Task goal
Pull every "gemeinsame" line out of the data below.

Records for this task
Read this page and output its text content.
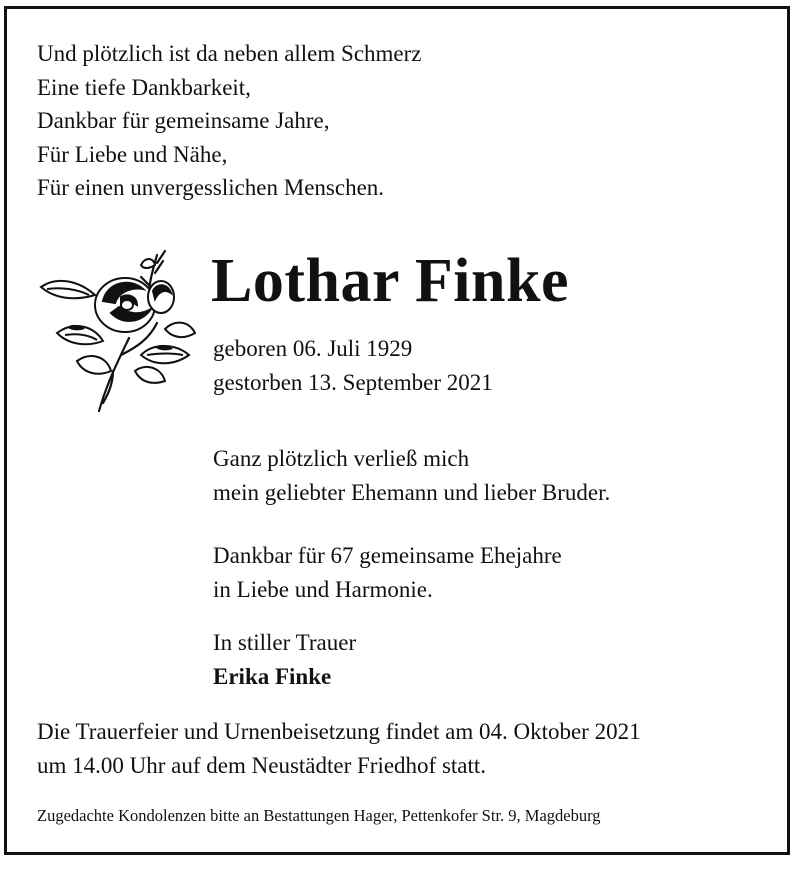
Und plötzlich ist da neben allem Schmerz
Eine tiefe Dankbarkeit,
Dankbar für gemeinsame Jahre,
Für Liebe und Nähe,
Für einen unvergesslichen Menschen.
Lothar Finke
geboren 06. Juli 1929
gestorben 13. September 2021
Ganz plötzlich verließ mich
mein geliebter Ehemann und lieber Bruder.
Dankbar für 67 gemeinsame Ehejahre
in Liebe und Harmonie.
In stiller Trauer
Erika Finke
Die Trauerfeier und Urnenbeisetzung findet am 04. Oktober 2021
um 14.00 Uhr auf dem Neustädter Friedhof statt.
Zugedachte Kondolenzen bitte an Bestattungen Hager, Pettenkofer Str. 9, Magdeburg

Exercise result
Dankbar für gemeinsame Jahre,
Dankbar für 67 gemeinsame Ehejahre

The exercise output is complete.